The data below should be printed in full, exactly, and without any of its images.

═══

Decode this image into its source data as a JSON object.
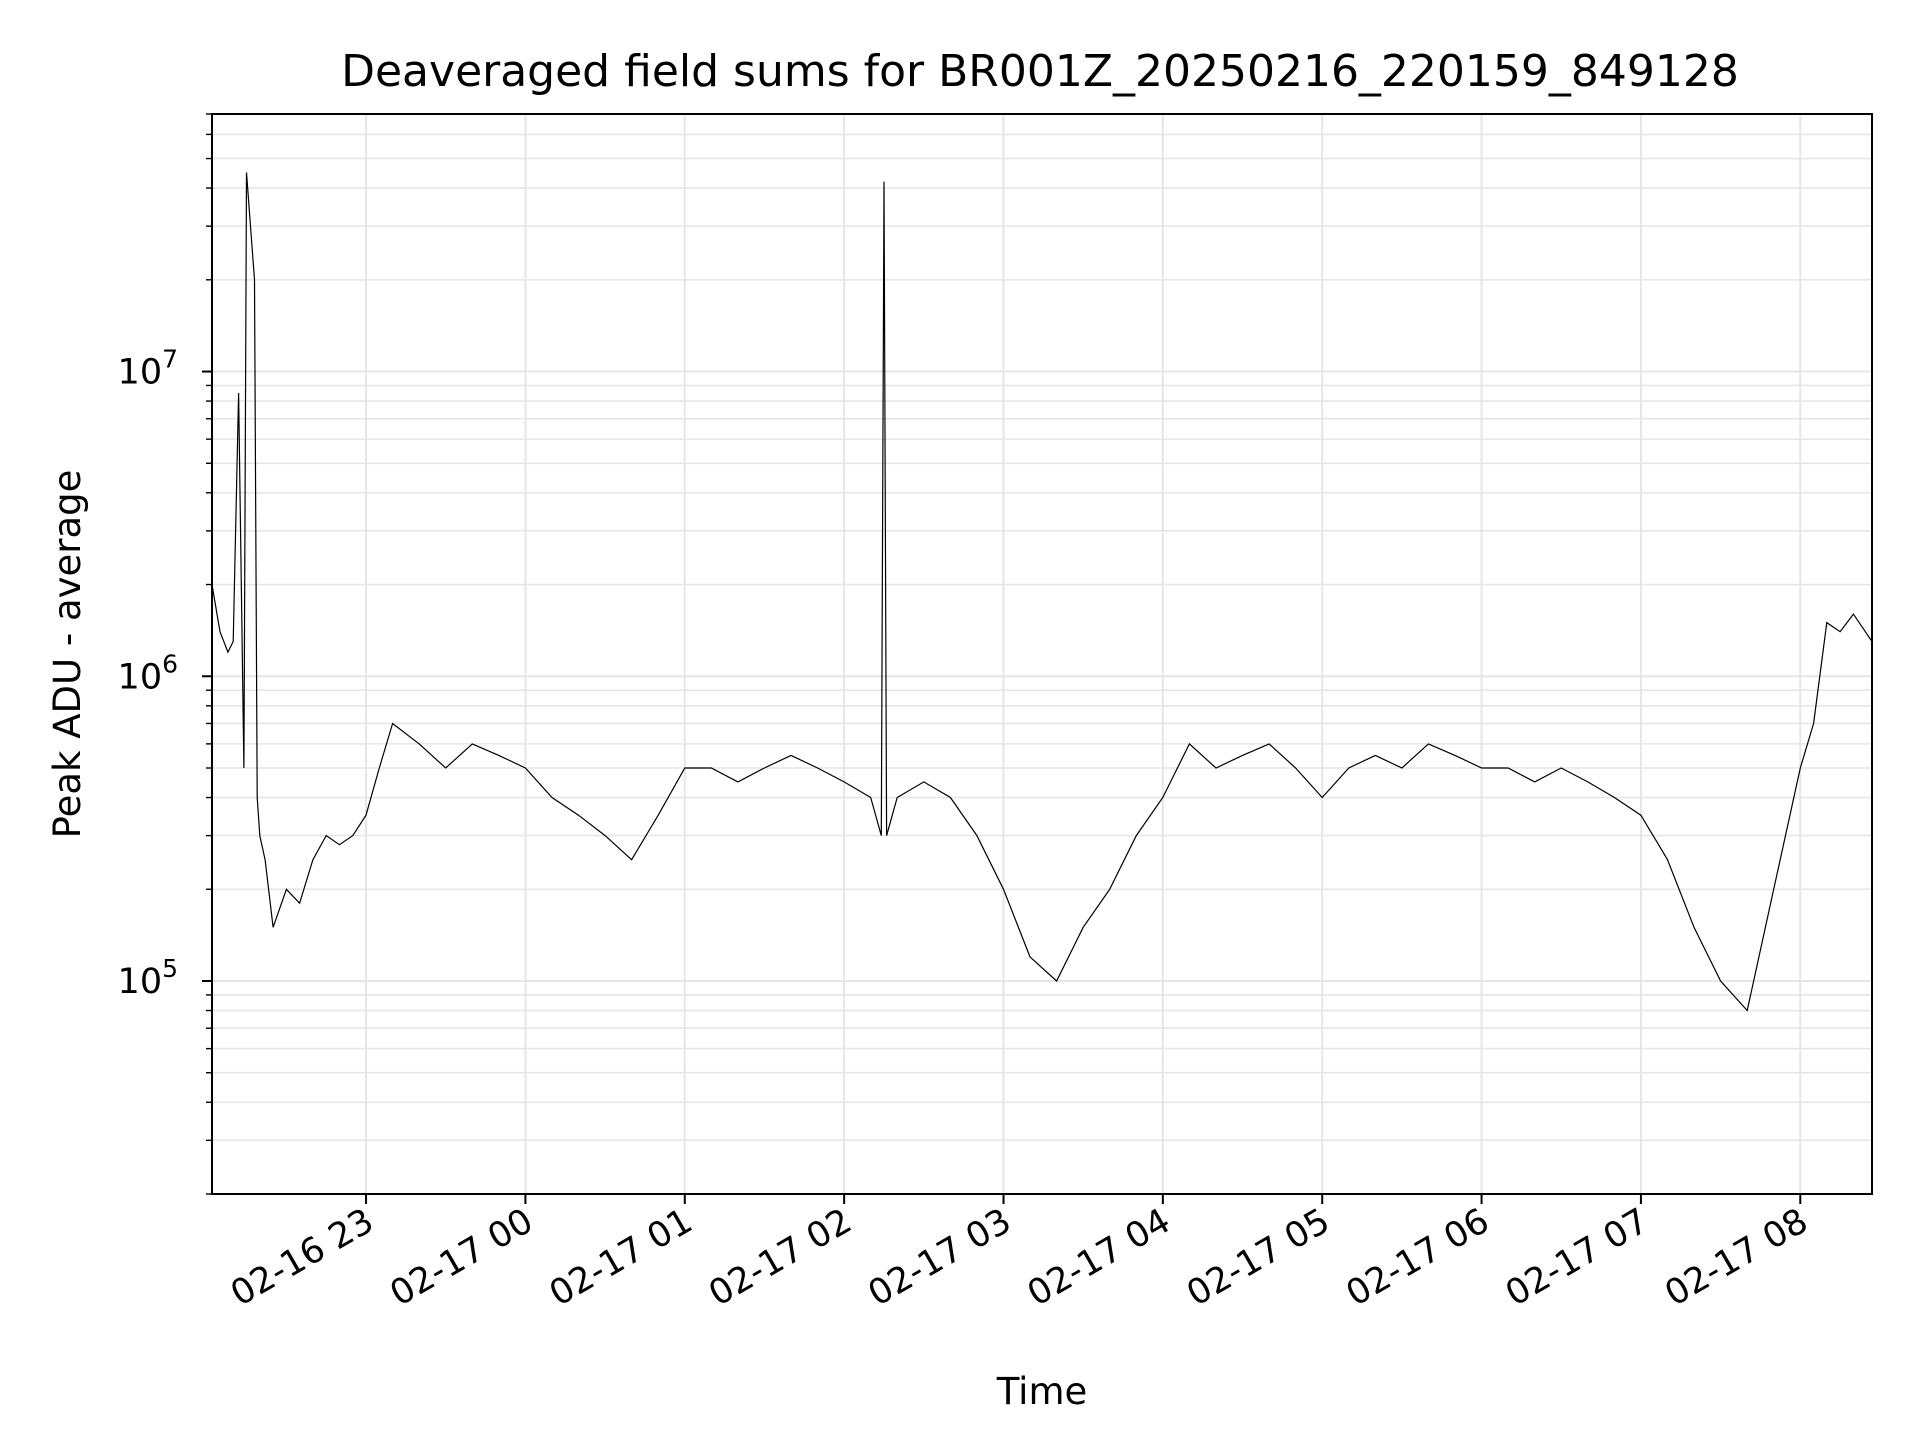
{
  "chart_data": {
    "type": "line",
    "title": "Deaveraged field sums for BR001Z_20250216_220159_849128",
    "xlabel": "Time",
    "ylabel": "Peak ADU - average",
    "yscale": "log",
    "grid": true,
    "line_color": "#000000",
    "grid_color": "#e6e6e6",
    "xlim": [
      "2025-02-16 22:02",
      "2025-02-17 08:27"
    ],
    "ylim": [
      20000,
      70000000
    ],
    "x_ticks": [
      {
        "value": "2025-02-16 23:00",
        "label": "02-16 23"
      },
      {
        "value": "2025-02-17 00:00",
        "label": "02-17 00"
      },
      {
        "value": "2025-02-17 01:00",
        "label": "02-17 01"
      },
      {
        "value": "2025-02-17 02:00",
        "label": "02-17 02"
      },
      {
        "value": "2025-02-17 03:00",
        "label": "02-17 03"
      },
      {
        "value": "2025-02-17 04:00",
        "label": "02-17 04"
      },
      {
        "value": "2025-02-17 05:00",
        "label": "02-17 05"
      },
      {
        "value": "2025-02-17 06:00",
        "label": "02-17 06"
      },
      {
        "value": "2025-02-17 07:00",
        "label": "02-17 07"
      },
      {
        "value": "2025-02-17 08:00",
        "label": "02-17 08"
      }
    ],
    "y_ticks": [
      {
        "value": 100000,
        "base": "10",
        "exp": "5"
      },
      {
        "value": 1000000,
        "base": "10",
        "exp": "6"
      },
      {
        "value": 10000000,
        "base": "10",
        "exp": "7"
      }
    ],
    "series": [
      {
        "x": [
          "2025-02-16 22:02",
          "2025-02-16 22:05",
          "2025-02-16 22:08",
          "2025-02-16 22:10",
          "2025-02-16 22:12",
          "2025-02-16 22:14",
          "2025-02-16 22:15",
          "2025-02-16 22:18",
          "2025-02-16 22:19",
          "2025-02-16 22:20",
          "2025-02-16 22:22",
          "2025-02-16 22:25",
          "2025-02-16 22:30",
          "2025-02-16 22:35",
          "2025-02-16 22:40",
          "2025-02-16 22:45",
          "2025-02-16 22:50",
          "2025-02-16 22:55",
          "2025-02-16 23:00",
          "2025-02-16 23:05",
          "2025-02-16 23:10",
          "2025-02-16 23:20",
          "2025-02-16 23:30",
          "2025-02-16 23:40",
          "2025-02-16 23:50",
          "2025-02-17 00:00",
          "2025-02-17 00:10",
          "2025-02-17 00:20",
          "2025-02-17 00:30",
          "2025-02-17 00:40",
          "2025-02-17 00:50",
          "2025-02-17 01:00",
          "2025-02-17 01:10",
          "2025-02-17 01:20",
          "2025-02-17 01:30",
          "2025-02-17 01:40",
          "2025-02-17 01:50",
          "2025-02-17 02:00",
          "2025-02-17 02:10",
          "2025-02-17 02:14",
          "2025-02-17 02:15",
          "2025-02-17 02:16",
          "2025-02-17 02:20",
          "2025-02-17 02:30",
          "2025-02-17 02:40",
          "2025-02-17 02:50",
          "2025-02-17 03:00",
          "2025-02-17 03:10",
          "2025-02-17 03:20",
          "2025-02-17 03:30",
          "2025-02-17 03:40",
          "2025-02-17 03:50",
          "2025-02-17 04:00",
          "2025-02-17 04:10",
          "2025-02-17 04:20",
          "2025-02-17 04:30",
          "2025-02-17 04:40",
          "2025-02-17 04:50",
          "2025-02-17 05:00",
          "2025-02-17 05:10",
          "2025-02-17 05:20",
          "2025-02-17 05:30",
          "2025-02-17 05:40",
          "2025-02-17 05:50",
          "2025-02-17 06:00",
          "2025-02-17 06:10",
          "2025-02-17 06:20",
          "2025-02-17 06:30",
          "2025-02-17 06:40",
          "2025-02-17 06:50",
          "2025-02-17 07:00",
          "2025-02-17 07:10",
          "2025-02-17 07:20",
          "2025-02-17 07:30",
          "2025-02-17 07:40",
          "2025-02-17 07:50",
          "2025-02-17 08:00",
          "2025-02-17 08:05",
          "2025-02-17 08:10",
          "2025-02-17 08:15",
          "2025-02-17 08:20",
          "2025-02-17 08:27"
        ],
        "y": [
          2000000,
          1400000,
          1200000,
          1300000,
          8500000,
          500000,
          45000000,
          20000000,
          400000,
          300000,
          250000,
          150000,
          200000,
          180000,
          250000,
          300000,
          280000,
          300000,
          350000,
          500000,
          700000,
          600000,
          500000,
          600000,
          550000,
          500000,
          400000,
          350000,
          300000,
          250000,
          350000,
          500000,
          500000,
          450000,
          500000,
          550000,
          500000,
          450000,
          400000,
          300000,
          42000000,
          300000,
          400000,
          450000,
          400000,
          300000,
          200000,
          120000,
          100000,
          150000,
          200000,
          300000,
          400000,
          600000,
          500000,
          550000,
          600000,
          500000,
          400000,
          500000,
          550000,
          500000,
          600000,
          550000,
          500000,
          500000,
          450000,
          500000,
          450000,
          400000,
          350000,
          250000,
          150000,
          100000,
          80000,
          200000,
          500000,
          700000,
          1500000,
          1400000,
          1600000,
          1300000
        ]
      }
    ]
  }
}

═══

■ **TASK RESPONSE**:
Decode this image into its source data as a JSON object.
{
  "chart_data": {
    "type": "line",
    "title": "Deaveraged field sums for BR001Z_20250216_220159_849128",
    "xlabel": "Time",
    "ylabel": "Peak ADU - average",
    "yscale": "log",
    "grid": true,
    "line_color": "#000000",
    "grid_color": "#e6e6e6",
    "xlim": [
      "2025-02-16 22:02",
      "2025-02-17 08:27"
    ],
    "ylim": [
      20000,
      70000000
    ],
    "x_ticks": [
      {
        "value": "2025-02-16 23:00",
        "label": "02-16 23"
      },
      {
        "value": "2025-02-17 00:00",
        "label": "02-17 00"
      },
      {
        "value": "2025-02-17 01:00",
        "label": "02-17 01"
      },
      {
        "value": "2025-02-17 02:00",
        "label": "02-17 02"
      },
      {
        "value": "2025-02-17 03:00",
        "label": "02-17 03"
      },
      {
        "value": "2025-02-17 04:00",
        "label": "02-17 04"
      },
      {
        "value": "2025-02-17 05:00",
        "label": "02-17 05"
      },
      {
        "value": "2025-02-17 06:00",
        "label": "02-17 06"
      },
      {
        "value": "2025-02-17 07:00",
        "label": "02-17 07"
      },
      {
        "value": "2025-02-17 08:00",
        "label": "02-17 08"
      }
    ],
    "y_ticks": [
      {
        "value": 100000,
        "base": "10",
        "exp": "5"
      },
      {
        "value": 1000000,
        "base": "10",
        "exp": "6"
      },
      {
        "value": 10000000,
        "base": "10",
        "exp": "7"
      }
    ],
    "series": [
      {
        "x": [
          "2025-02-16 22:02",
          "2025-02-16 22:05",
          "2025-02-16 22:08",
          "2025-02-16 22:10",
          "2025-02-16 22:12",
          "2025-02-16 22:14",
          "2025-02-16 22:15",
          "2025-02-16 22:18",
          "2025-02-16 22:19",
          "2025-02-16 22:20",
          "2025-02-16 22:22",
          "2025-02-16 22:25",
          "2025-02-16 22:30",
          "2025-02-16 22:35",
          "2025-02-16 22:40",
          "2025-02-16 22:45",
          "2025-02-16 22:50",
          "2025-02-16 22:55",
          "2025-02-16 23:00",
          "2025-02-16 23:05",
          "2025-02-16 23:10",
          "2025-02-16 23:20",
          "2025-02-16 23:30",
          "2025-02-16 23:40",
          "2025-02-16 23:50",
          "2025-02-17 00:00",
          "2025-02-17 00:10",
          "2025-02-17 00:20",
          "2025-02-17 00:30",
          "2025-02-17 00:40",
          "2025-02-17 00:50",
          "2025-02-17 01:00",
          "2025-02-17 01:10",
          "2025-02-17 01:20",
          "2025-02-17 01:30",
          "2025-02-17 01:40",
          "2025-02-17 01:50",
          "2025-02-17 02:00",
          "2025-02-17 02:10",
          "2025-02-17 02:14",
          "2025-02-17 02:15",
          "2025-02-17 02:16",
          "2025-02-17 02:20",
          "2025-02-17 02:30",
          "2025-02-17 02:40",
          "2025-02-17 02:50",
          "2025-02-17 03:00",
          "2025-02-17 03:10",
          "2025-02-17 03:20",
          "2025-02-17 03:30",
          "2025-02-17 03:40",
          "2025-02-17 03:50",
          "2025-02-17 04:00",
          "2025-02-17 04:10",
          "2025-02-17 04:20",
          "2025-02-17 04:30",
          "2025-02-17 04:40",
          "2025-02-17 04:50",
          "2025-02-17 05:00",
          "2025-02-17 05:10",
          "2025-02-17 05:20",
          "2025-02-17 05:30",
          "2025-02-17 05:40",
          "2025-02-17 05:50",
          "2025-02-17 06:00",
          "2025-02-17 06:10",
          "2025-02-17 06:20",
          "2025-02-17 06:30",
          "2025-02-17 06:40",
          "2025-02-17 06:50",
          "2025-02-17 07:00",
          "2025-02-17 07:10",
          "2025-02-17 07:20",
          "2025-02-17 07:30",
          "2025-02-17 07:40",
          "2025-02-17 07:50",
          "2025-02-17 08:00",
          "2025-02-17 08:05",
          "2025-02-17 08:10",
          "2025-02-17 08:15",
          "2025-02-17 08:20",
          "2025-02-17 08:27"
        ],
        "y": [
          2000000,
          1400000,
          1200000,
          1300000,
          8500000,
          500000,
          45000000,
          20000000,
          400000,
          300000,
          250000,
          150000,
          200000,
          180000,
          250000,
          300000,
          280000,
          300000,
          350000,
          500000,
          700000,
          600000,
          500000,
          600000,
          550000,
          500000,
          400000,
          350000,
          300000,
          250000,
          350000,
          500000,
          500000,
          450000,
          500000,
          550000,
          500000,
          450000,
          400000,
          300000,
          42000000,
          300000,
          400000,
          450000,
          400000,
          300000,
          200000,
          120000,
          100000,
          150000,
          200000,
          300000,
          400000,
          600000,
          500000,
          550000,
          600000,
          500000,
          400000,
          500000,
          550000,
          500000,
          600000,
          550000,
          500000,
          500000,
          450000,
          500000,
          450000,
          400000,
          350000,
          250000,
          150000,
          100000,
          80000,
          200000,
          500000,
          700000,
          1500000,
          1400000,
          1600000,
          1300000
        ]
      }
    ]
  }
}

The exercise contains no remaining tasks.